╭─ INPUT MATERIAL

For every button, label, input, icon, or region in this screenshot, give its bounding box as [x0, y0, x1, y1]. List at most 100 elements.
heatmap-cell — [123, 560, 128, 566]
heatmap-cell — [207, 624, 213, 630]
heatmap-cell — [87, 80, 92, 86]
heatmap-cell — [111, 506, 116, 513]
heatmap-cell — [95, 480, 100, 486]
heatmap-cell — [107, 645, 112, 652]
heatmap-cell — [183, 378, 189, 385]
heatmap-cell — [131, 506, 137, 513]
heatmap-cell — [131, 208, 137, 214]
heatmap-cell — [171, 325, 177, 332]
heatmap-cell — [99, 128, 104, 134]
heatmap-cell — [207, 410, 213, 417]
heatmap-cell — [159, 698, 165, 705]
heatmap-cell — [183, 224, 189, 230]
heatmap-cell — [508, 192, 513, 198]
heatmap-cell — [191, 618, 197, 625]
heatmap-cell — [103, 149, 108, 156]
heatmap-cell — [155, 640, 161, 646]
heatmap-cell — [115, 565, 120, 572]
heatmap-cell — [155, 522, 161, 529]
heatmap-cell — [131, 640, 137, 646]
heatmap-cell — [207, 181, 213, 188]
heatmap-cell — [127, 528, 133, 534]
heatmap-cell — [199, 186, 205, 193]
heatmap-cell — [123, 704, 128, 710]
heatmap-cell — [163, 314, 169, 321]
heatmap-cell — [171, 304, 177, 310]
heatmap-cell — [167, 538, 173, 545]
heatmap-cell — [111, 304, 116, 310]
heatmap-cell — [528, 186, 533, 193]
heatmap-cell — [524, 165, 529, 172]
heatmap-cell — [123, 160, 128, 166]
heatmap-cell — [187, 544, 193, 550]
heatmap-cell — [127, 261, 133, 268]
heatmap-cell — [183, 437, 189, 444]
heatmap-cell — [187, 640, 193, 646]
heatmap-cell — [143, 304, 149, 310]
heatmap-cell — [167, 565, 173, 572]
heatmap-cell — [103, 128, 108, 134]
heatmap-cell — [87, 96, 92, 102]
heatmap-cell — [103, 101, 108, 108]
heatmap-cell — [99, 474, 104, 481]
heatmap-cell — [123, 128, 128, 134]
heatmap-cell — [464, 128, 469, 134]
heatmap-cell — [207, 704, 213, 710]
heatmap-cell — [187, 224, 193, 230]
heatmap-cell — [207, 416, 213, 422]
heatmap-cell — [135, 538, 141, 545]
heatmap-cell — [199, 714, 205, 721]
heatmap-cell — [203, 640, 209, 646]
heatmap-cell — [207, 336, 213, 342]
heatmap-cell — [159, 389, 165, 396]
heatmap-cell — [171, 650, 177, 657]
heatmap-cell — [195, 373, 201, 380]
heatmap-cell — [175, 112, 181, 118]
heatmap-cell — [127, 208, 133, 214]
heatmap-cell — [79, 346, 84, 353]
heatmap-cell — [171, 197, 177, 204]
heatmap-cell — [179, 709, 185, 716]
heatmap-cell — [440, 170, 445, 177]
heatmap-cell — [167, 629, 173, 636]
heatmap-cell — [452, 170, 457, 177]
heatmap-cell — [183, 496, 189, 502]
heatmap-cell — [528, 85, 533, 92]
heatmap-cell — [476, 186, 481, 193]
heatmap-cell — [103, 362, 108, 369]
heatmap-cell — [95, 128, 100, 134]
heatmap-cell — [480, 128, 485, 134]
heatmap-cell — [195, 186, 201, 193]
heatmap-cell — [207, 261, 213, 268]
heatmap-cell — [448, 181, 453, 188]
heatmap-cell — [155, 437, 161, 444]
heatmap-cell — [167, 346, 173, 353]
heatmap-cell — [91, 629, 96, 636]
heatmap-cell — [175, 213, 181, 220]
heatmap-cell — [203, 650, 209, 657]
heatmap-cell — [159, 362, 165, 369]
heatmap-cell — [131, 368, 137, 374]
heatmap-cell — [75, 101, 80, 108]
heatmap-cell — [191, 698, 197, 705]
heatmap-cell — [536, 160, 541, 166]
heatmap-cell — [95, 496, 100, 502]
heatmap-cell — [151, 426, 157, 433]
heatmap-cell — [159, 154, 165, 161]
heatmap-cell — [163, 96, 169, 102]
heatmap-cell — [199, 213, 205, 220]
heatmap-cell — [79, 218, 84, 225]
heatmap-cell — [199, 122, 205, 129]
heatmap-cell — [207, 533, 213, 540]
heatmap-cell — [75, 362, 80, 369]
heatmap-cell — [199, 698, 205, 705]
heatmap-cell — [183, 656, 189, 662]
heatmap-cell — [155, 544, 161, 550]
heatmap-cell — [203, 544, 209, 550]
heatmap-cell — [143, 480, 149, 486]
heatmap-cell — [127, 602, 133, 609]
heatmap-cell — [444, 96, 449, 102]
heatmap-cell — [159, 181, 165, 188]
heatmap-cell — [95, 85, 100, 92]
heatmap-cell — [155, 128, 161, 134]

╰─

• _SET EXERCISE_
Copy all of the records above line for line, with no changes.

• _FULL SOLUTION_
For every button, label, input, icon, or region in this screenshot, give its bounding box as [x0, y0, x1, y1]. List at most 100 elements.
heatmap-cell — [123, 560, 128, 566]
heatmap-cell — [207, 624, 213, 630]
heatmap-cell — [87, 80, 92, 86]
heatmap-cell — [111, 506, 116, 513]
heatmap-cell — [95, 480, 100, 486]
heatmap-cell — [107, 645, 112, 652]
heatmap-cell — [183, 378, 189, 385]
heatmap-cell — [131, 506, 137, 513]
heatmap-cell — [131, 208, 137, 214]
heatmap-cell — [171, 325, 177, 332]
heatmap-cell — [99, 128, 104, 134]
heatmap-cell — [207, 410, 213, 417]
heatmap-cell — [159, 698, 165, 705]
heatmap-cell — [183, 224, 189, 230]
heatmap-cell — [508, 192, 513, 198]
heatmap-cell — [191, 618, 197, 625]
heatmap-cell — [103, 149, 108, 156]
heatmap-cell — [155, 640, 161, 646]
heatmap-cell — [115, 565, 120, 572]
heatmap-cell — [155, 522, 161, 529]
heatmap-cell — [131, 640, 137, 646]
heatmap-cell — [207, 181, 213, 188]
heatmap-cell — [127, 528, 133, 534]
heatmap-cell — [199, 186, 205, 193]
heatmap-cell — [123, 704, 128, 710]
heatmap-cell — [163, 314, 169, 321]
heatmap-cell — [171, 304, 177, 310]
heatmap-cell — [167, 538, 173, 545]
heatmap-cell — [111, 304, 116, 310]
heatmap-cell — [528, 186, 533, 193]
heatmap-cell — [524, 165, 529, 172]
heatmap-cell — [123, 160, 128, 166]
heatmap-cell — [187, 544, 193, 550]
heatmap-cell — [127, 261, 133, 268]
heatmap-cell — [183, 437, 189, 444]
heatmap-cell — [187, 640, 193, 646]
heatmap-cell — [143, 304, 149, 310]
heatmap-cell — [167, 565, 173, 572]
heatmap-cell — [103, 128, 108, 134]
heatmap-cell — [87, 96, 92, 102]
heatmap-cell — [103, 101, 108, 108]
heatmap-cell — [99, 474, 104, 481]
heatmap-cell — [123, 128, 128, 134]
heatmap-cell — [464, 128, 469, 134]
heatmap-cell — [207, 704, 213, 710]
heatmap-cell — [187, 224, 193, 230]
heatmap-cell — [207, 416, 213, 422]
heatmap-cell — [135, 538, 141, 545]
heatmap-cell — [199, 714, 205, 721]
heatmap-cell — [203, 640, 209, 646]
heatmap-cell — [207, 336, 213, 342]
heatmap-cell — [159, 389, 165, 396]
heatmap-cell — [171, 650, 177, 657]
heatmap-cell — [195, 373, 201, 380]
heatmap-cell — [175, 112, 181, 118]
heatmap-cell — [127, 208, 133, 214]
heatmap-cell — [79, 346, 84, 353]
heatmap-cell — [171, 197, 177, 204]
heatmap-cell — [179, 709, 185, 716]
heatmap-cell — [440, 170, 445, 177]
heatmap-cell — [167, 629, 173, 636]
heatmap-cell — [452, 170, 457, 177]
heatmap-cell — [183, 496, 189, 502]
heatmap-cell — [528, 85, 533, 92]
heatmap-cell — [476, 186, 481, 193]
heatmap-cell — [103, 362, 108, 369]
heatmap-cell — [95, 128, 100, 134]
heatmap-cell — [480, 128, 485, 134]
heatmap-cell — [195, 186, 201, 193]
heatmap-cell — [207, 261, 213, 268]
heatmap-cell — [448, 181, 453, 188]
heatmap-cell — [155, 437, 161, 444]
heatmap-cell — [167, 346, 173, 353]
heatmap-cell — [91, 629, 96, 636]
heatmap-cell — [175, 213, 181, 220]
heatmap-cell — [203, 650, 209, 657]
heatmap-cell — [159, 362, 165, 369]
heatmap-cell — [131, 368, 137, 374]
heatmap-cell — [75, 101, 80, 108]
heatmap-cell — [191, 698, 197, 705]
heatmap-cell — [536, 160, 541, 166]
heatmap-cell — [95, 496, 100, 502]
heatmap-cell — [151, 426, 157, 433]
heatmap-cell — [159, 154, 165, 161]
heatmap-cell — [163, 96, 169, 102]
heatmap-cell — [199, 213, 205, 220]
heatmap-cell — [79, 218, 84, 225]
heatmap-cell — [199, 122, 205, 129]
heatmap-cell — [207, 533, 213, 540]
heatmap-cell — [75, 362, 80, 369]
heatmap-cell — [199, 698, 205, 705]
heatmap-cell — [183, 656, 189, 662]
heatmap-cell — [155, 544, 161, 550]
heatmap-cell — [203, 544, 209, 550]
heatmap-cell — [143, 480, 149, 486]
heatmap-cell — [127, 602, 133, 609]
heatmap-cell — [444, 96, 449, 102]
heatmap-cell — [159, 181, 165, 188]
heatmap-cell — [95, 85, 100, 92]
heatmap-cell — [155, 128, 161, 134]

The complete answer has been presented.